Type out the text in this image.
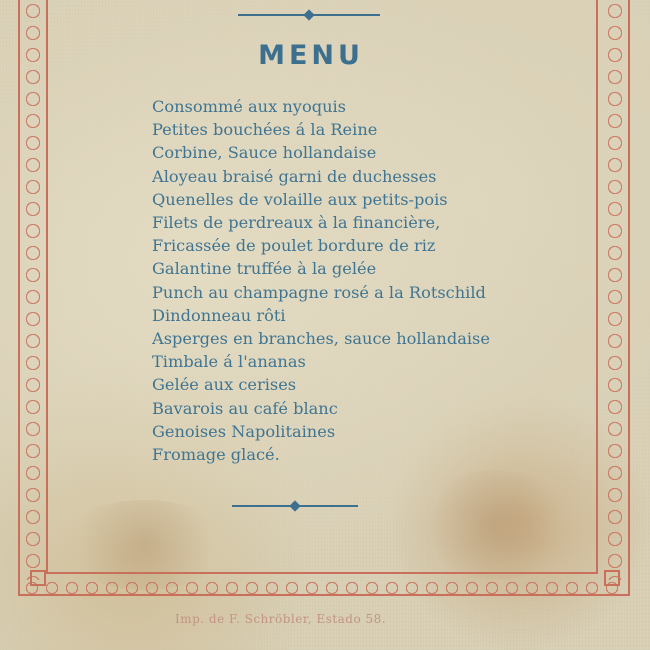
MENU
Consommé aux nyoquis
Petites bouchées á la Reine
Corbine, Sauce hollandaise
Aloyeau braisé garni de duchesses
Quenelles de volaille aux petits-pois
Filets de perdreaux à la financière,
Fricassée de poulet bordure de riz
Galantine truffée à la gelée
Punch au champagne rosé a la Rotschild
Dindonneau rôti
Asperges en branches, sauce hollandaise
Timbale á l'ananas
Gelée aux cerises
Bavarois au café blanc
Genoises Napolitaines
Fromage glacé.
Imp. de F. Schröbler, Estado 58.
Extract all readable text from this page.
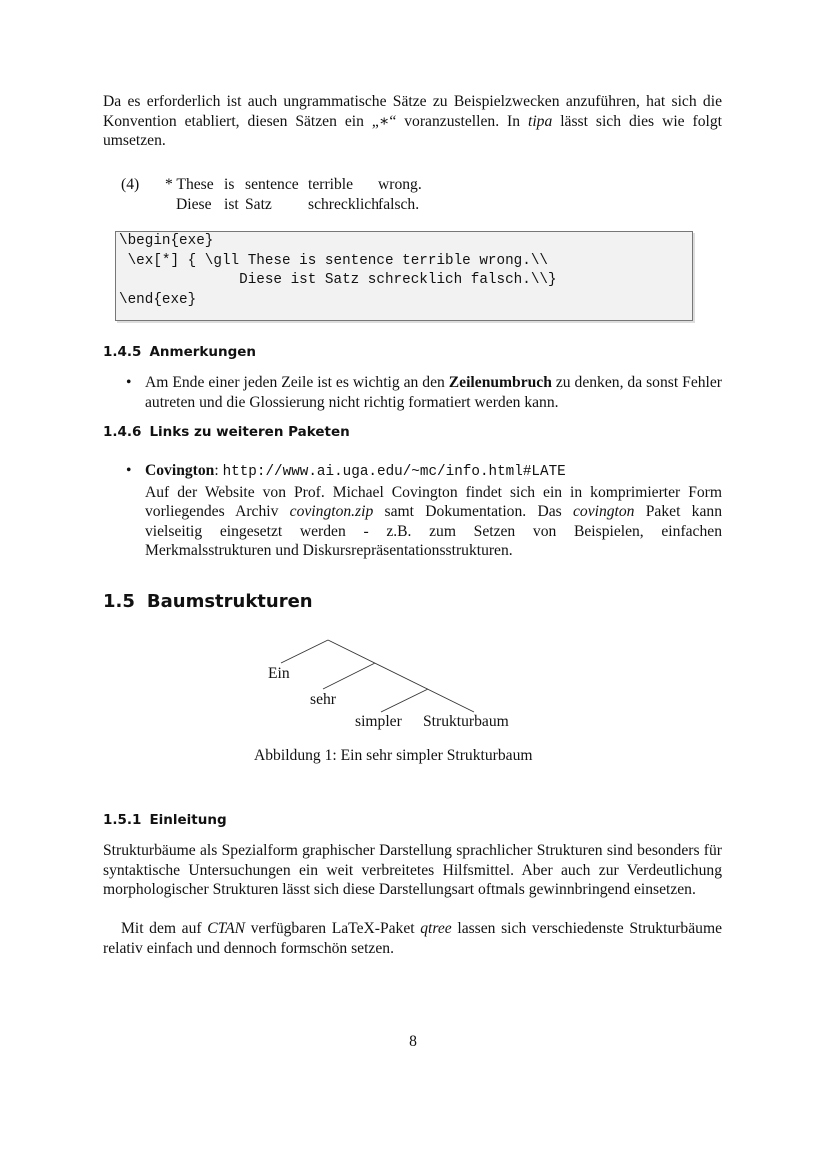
Da es erforderlich ist auch ungrammatische Sätze zu Beispielzwecken anzuführen, hat sich die Konvention etabliert, diesen Sätzen ein „∗“ voranzustellen. In tipa lässt sich dies wie folgt umsetzen.

(4) * These is sentence terrible wrong.
Diese ist Satz schrecklich
falsch.
\begin{exe}
\ex[*] { \gll These is sentence terrible wrong.\\
Diese ist Satz schrecklich falsch.\\}
\end{exe}
1.4.5 Anmerkungen
• Am Ende einer jeden Zeile ist es wichtig an den Zeilenumbruch zu denken, da sonst Fehler autreten und die Glossierung nicht richtig formatiert werden kann.
1.4.6 Links zu weiteren Paketen
• Covington: http://www.ai.uga.edu/~mc/info.html#LATE
Auf der Website von Prof. Michael Covington findet sich ein in komprimierter Form vorliegendes Archiv covington.zip samt Dokumentation. Das covington Paket kann vielseitig eingesetzt werden - z.B. zum Setzen von Beispielen, einfachen Merkmalsstrukturen und Diskursrepräsentationsstrukturen.
1.5 Baumstrukturen
Ein
sehr
simpler Strukturbaum
Abbildung 1: Ein sehr simpler Strukturbaum
1.5.1 Einleitung

Strukturbäume als Spezialform graphischer Darstellung sprachlicher Strukturen sind besonders für syntaktische Untersuchungen ein weit verbreitetes Hilfsmittel. Aber auch zur Verdeutlichung morphologischer Strukturen lässt sich diese Darstellungsart oftmals gewinnbringend einsetzen.

Mit dem auf CTAN verfügbaren LaTeX-Paket qtree lassen sich verschiedenste Strukturbäume relativ einfach und dennoch formschön setzen.

8
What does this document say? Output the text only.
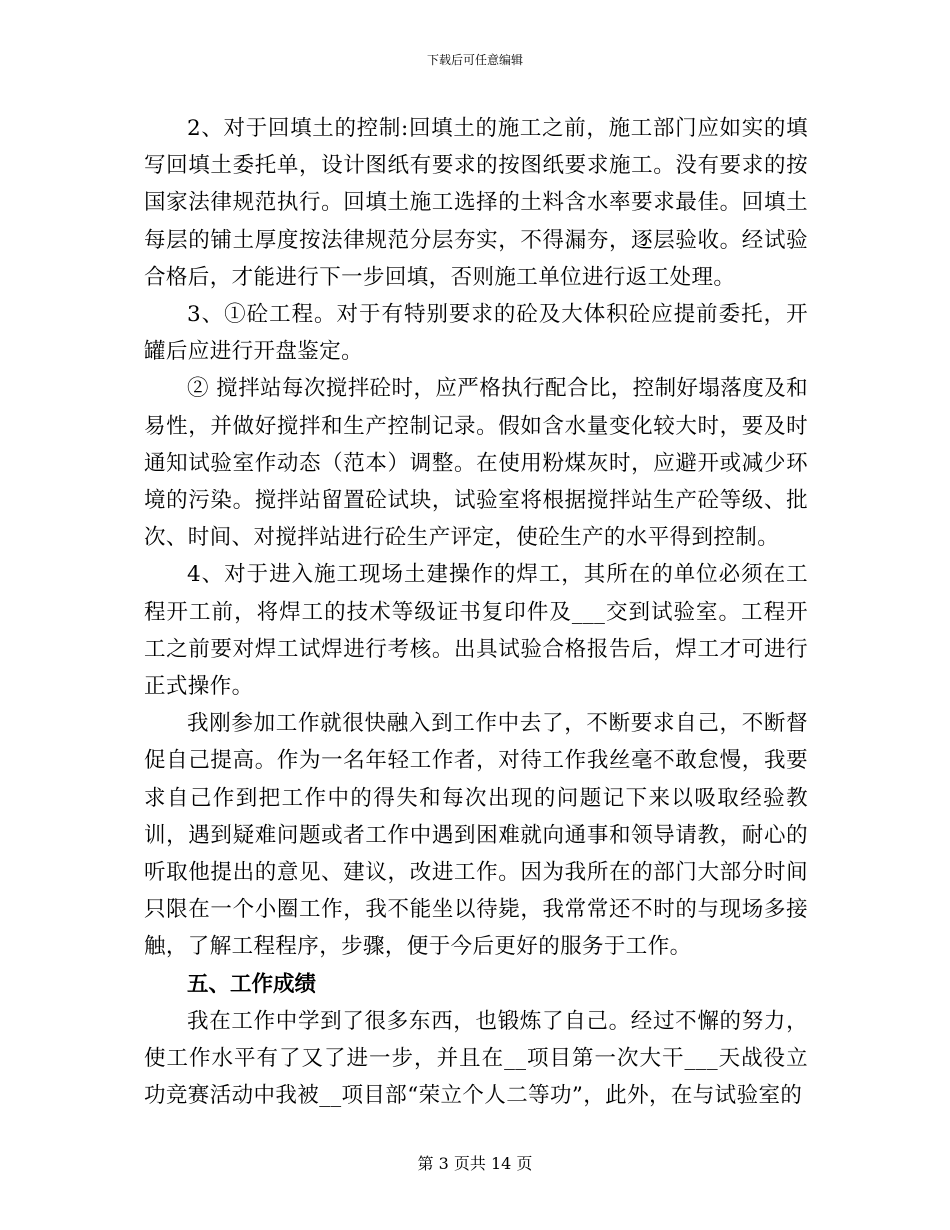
下载后可任意编辑

2、对于回填土的控制:回填土的施工之前，施工部门应如实的填写回填土委托单，设计图纸有要求的按图纸要求施工。没有要求的按国家法律规范执行。回填土施工选择的土料含水率要求最佳。回填土每层的铺土厚度按法律规范分层夯实，不得漏夯，逐层验收。经试验合格后，才能进行下一步回填，否则施工单位进行返工处理。

3、①砼工程。对于有特别要求的砼及大体积砼应提前委托，开罐后应进行开盘鉴定。

② 搅拌站每次搅拌砼时，应严格执行配合比，控制好塌落度及和易性，并做好搅拌和生产控制记录。假如含水量变化较大时，要及时通知试验室作动态（范本）调整。在使用粉煤灰时，应避开或减少环境的污染。搅拌站留置砼试块，试验室将根据搅拌站生产砼等级、批次、时间、对搅拌站进行砼生产评定，使砼生产的水平得到控制。

4、对于进入施工现场土建操作的焊工，其所在的单位必须在工程开工前，将焊工的技术等级证书复印件及___交到试验室。工程开工之前要对焊工试焊进行考核。出具试验合格报告后，焊工才可进行正式操作。

我刚参加工作就很快融入到工作中去了，不断要求自己，不断督促自己提高。作为一名年轻工作者，对待工作我丝毫不敢怠慢，我要求自己作到把工作中的得失和每次出现的问题记下来以吸取经验教训，遇到疑难问题或者工作中遇到困难就向通事和领导请教，耐心的听取他提出的意见、建议，改进工作。因为我所在的部门大部分时间只限在一个小圈工作，我不能坐以待毙，我常常还不时的与现场多接触，了解工程程序，步骤，便于今后更好的服务于工作。

五、工作成绩

我在工作中学到了很多东西，也锻炼了自己。经过不懈的努力，使工作水平有了又了进一步，并且在__项目第一次大干___天战役立功竞赛活动中我被__项目部“荣立个人二等功”，此外，在与试验室的

第 3 页共 14 页
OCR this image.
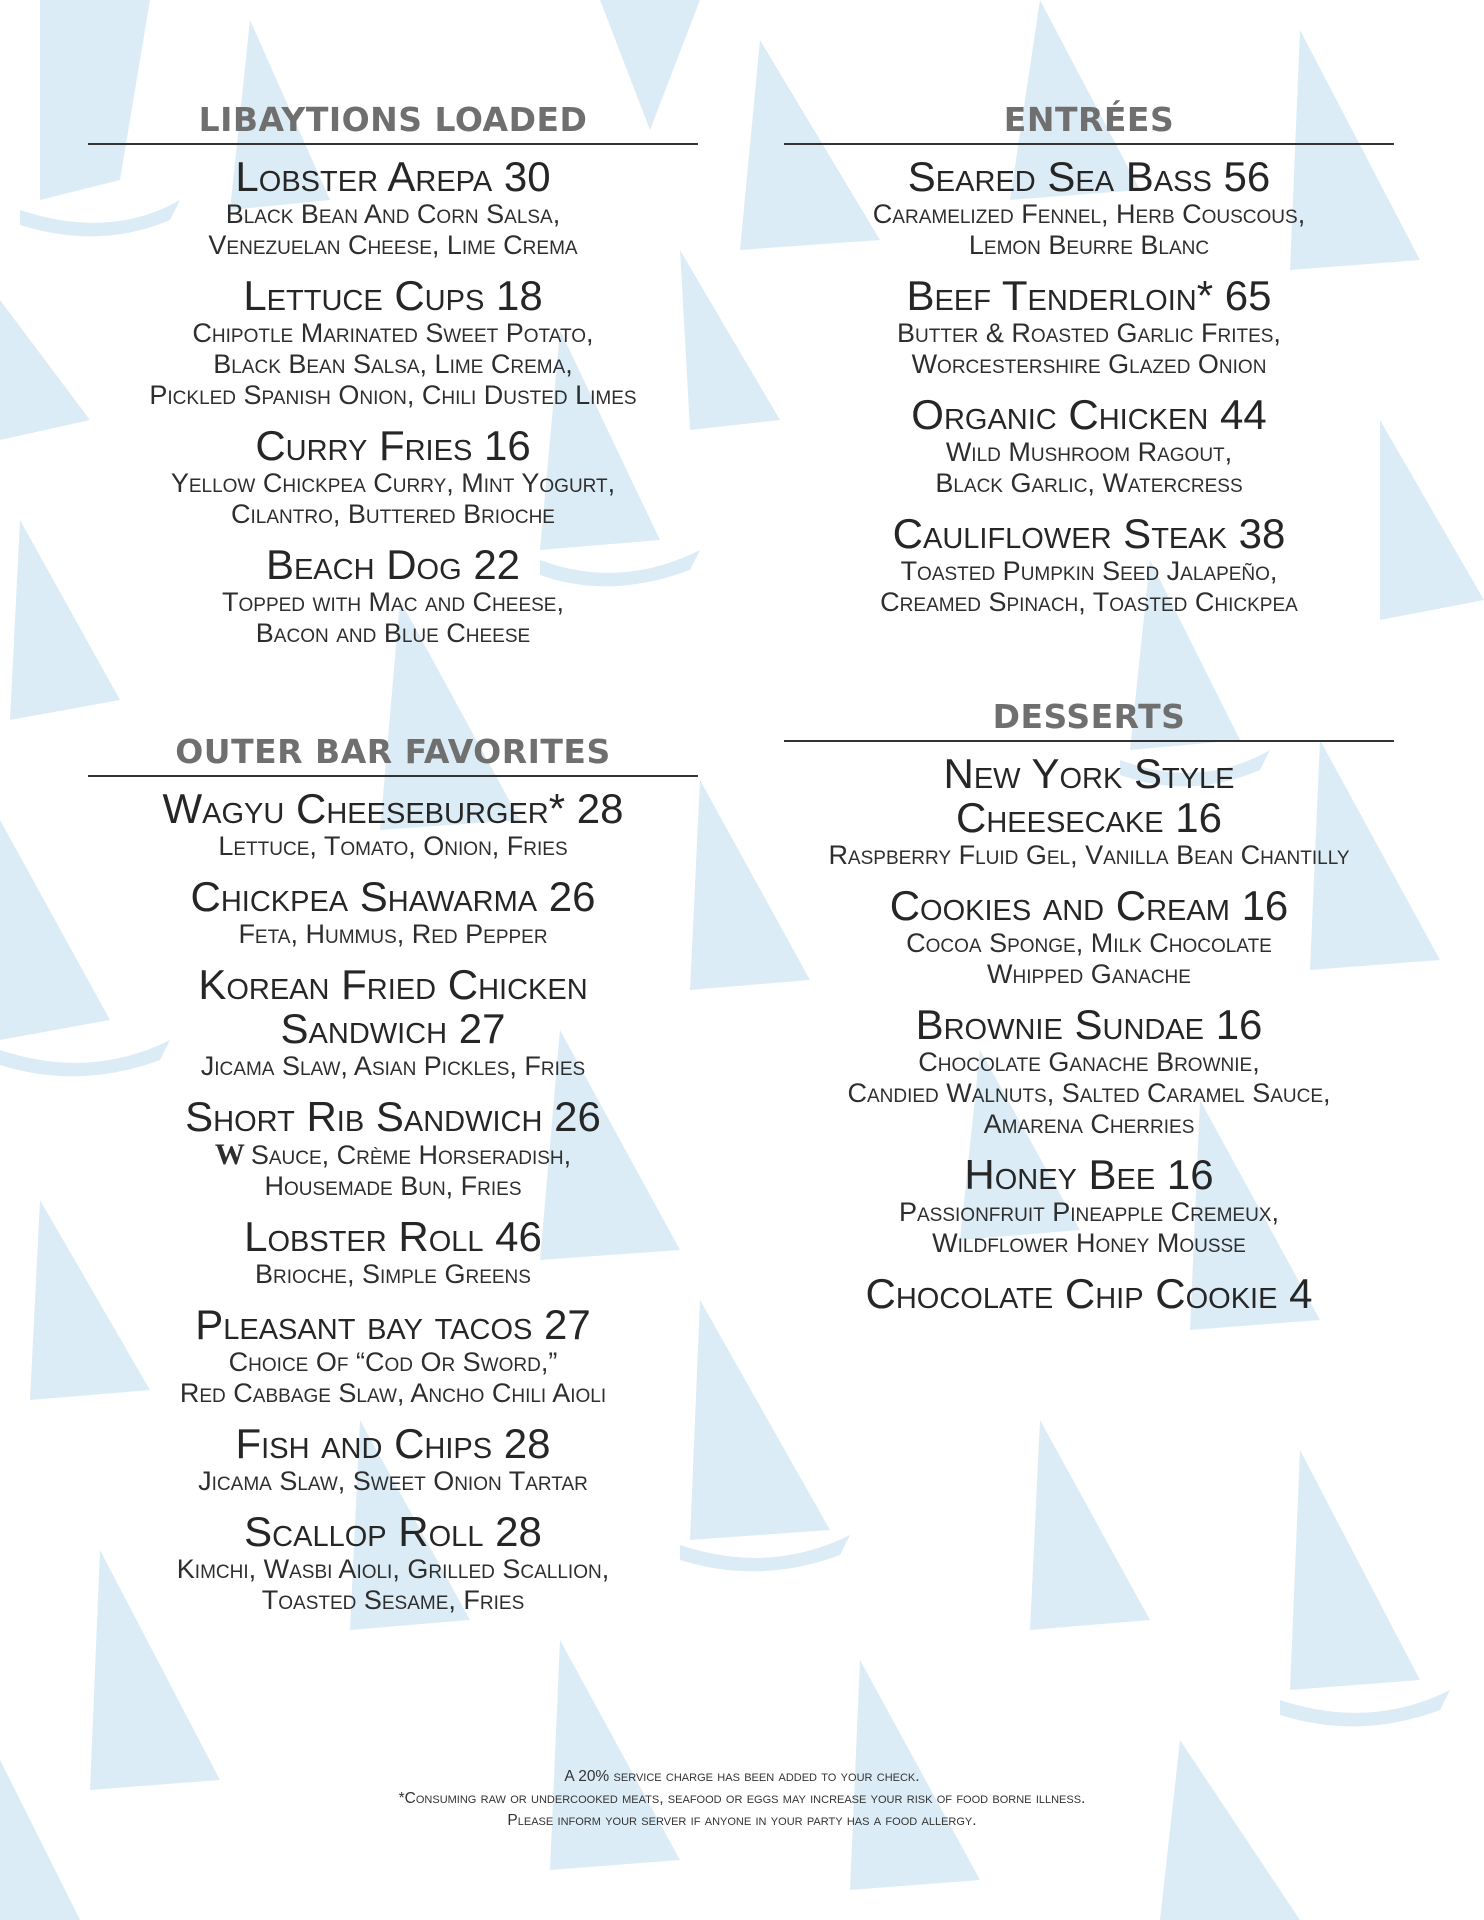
LIBAYTIONS LOADED
Lobster Arepa 30
Black Bean And Corn Salsa,
Venezuelan Cheese, Lime Crema
Lettuce Cups 18
Chipotle Marinated Sweet Potato,
Black Bean Salsa, Lime Crema,
Pickled Spanish Onion, Chili Dusted Limes
Curry Fries 16
Yellow Chickpea Curry, Mint Yogurt,
Cilantro, Buttered Brioche
Beach Dog 22
Topped with Mac and Cheese,
Bacon and Blue Cheese
OUTER BAR FAVORITES
Wagyu Cheeseburger* 28
Lettuce, Tomato, Onion, Fries
Chickpea Shawarma 26
Feta, Hummus, Red Pepper
Korean Fried Chicken
Sandwich 27
Jicama Slaw, Asian Pickles, Fries
Short Rib Sandwich 26
W Sauce, Crème Horseradish,
Housemade Bun, Fries
Lobster Roll 46
Brioche, Simple Greens
Pleasant bay tacos 27
Choice Of “Cod Or Sword,”
Red Cabbage Slaw, Ancho Chili Aioli
Fish and Chips 28
Jicama Slaw, Sweet Onion Tartar
Scallop Roll 28
Kimchi, Wasbi Aioli, Grilled Scallion,
Toasted Sesame, Fries
ENTRÉES
Seared Sea Bass 56
Caramelized Fennel, Herb Couscous,
Lemon Beurre Blanc
Beef Tenderloin* 65
Butter & Roasted Garlic Frites,
Worcestershire Glazed Onion
Organic Chicken 44
Wild Mushroom Ragout,
Black Garlic, Watercress
Cauliflower Steak 38
Toasted Pumpkin Seed Jalapeño,
Creamed Spinach, Toasted Chickpea
DESSERTS
New York Style
Cheesecake 16
Raspberry Fluid Gel, Vanilla Bean Chantilly
Cookies and Cream 16
Cocoa Sponge, Milk Chocolate
Whipped Ganache
Brownie Sundae 16
Chocolate Ganache Brownie,
Candied Walnuts, Salted Caramel Sauce,
Amarena Cherries
Honey Bee 16
Passionfruit Pineapple Cremeux,
Wildflower Honey Mousse
Chocolate Chip Cookie 4
A 20% service charge has been added to your check.
*Consuming raw or undercooked meats, seafood or eggs may increase your risk of food borne illness.
Please inform your server if anyone in your party has a food allergy.
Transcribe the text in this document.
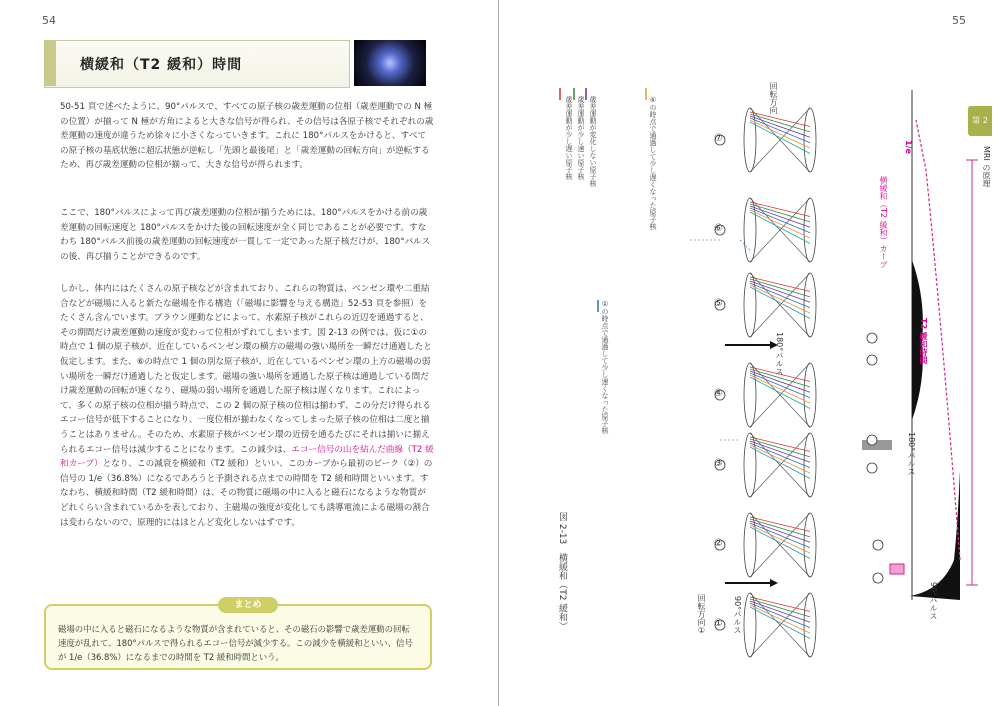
54
横緩和（T2 緩和）時間

50-51 頁で述べたように、90°パルスで、すべての原子核の歳差運動の位相（歳差運動での N 極の位置）が揃って N 極が方角によると大きな信号が得られ、その信号は各原子核でそれぞれの歳差運動の速度が違うため徐々に小さくなっていきます。これに 180°パルスをかけると、すべての原子核の基底状態に超広状態が逆転し「先頭と最後尾」と「歳差運動の回転方向」が逆転するため、再び歳差運動の位相が揃って、大きな信号が得られます。

ここで、180°パルスによって再び歳差運動の位相が揃うためには、180°パルスをかける前の歳差運動の回転速度と 180°パルスをかけた後の回転速度が全く同じであることが必要です。すなわち 180°パルス前後の歳差運動の回転速度が一貫して一定であった原子核だけが、180°パルスの後、再び揃うことができるのです。

しかし、体内にはたくさんの原子核などが含まれており、これらの物質は、ベンゼン環や二重結合などが磁場に入ると新たな磁場を作る構造（「磁場に影響を与える構造」52-53 頁を参照）をたくさん含んでいます。ブラウン運動などによって、水素原子核がこれらの近辺を通過すると、その期間だけ歳差運動の速度が変わって位相がずれてしまいます。図 2-13 の例では、仮に①の時点で 1 個の原子核が、近在しているベンゼン環の横方の磁場の強い場所を一瞬だけ通過したと仮定します。また、⑥の時点で 1 個の別な原子核が、近在しているベンゼン環の上方の磁場の弱い場所を一瞬だけ通過したと仮定します。磁場の強い場所を通過した原子核は通過している間だけ歳差運動の回転が速くなり、磁場の弱い場所を通過した原子核は遅くなります。これによって、多くの原子核の位相が揃う時点で、この 2 個の原子核の位相は揃わず、この分だけ得られるエコー信号が低下することになり、一度位相が揃わなくなってしまった原子核の位相は二度と揃うことはありません。そのため、水素原子核がベンゼン環の近傍を通るたびにそれは揃いに揃えられるエコー信号は減少することになります。この減少は、エコー信号の山を結んだ曲線（T2 緩和カーブ）となり、この減衰を横緩和（T2 緩和）といい、このカーブから最初のピーク（②）の信号の 1/e（36.8%）になるであろうと予測される点までの時間を T2 緩和時間といいます。すなわち、横緩和時間（T2 緩和時間）は、その物質に磁場の中に入ると磁石になるような物質がどれくらい含まれているかを表しており、主磁場の強度が変化しても誘導電流による磁場の割合は変わらないので、原理的にはほとんど変化しないはずです。

まとめ

磁場の中に入ると磁石になるような物質が含まれていると、その磁石の影響で歳差運動の回転速度が乱れて、180°パルスで得られるエコー信号が減少する。この減少を横緩和といい、信号が 1/e（36.8%）になるまでの時間を T2 緩和時間という。

55
第 2 章
MRI の原理
図 2-13　横緩和（T2 緩和）	回転方向①	90°パルス
180°パルス
180°パルス
90°パルス
横緩和（T2 緩和）カーブ
T2 緩和時間
1/e
回転方向
歳差運動が少し遅い原子核 歳差運動が少し速い原子核 歳差運動が変化しない原子核
①の時点で通過して少し速くなった原子核
⑥の時点で通過して少し遅くなった原子核
①
②
③
④
⑤
⑥
⑦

* **Stated goal**
Pull out each line containing the word "simpler" and copy it.

* **Exercise solution**
simpler Strukturbaum
Abbildung 1: Ein sehr simpler Strukturbaum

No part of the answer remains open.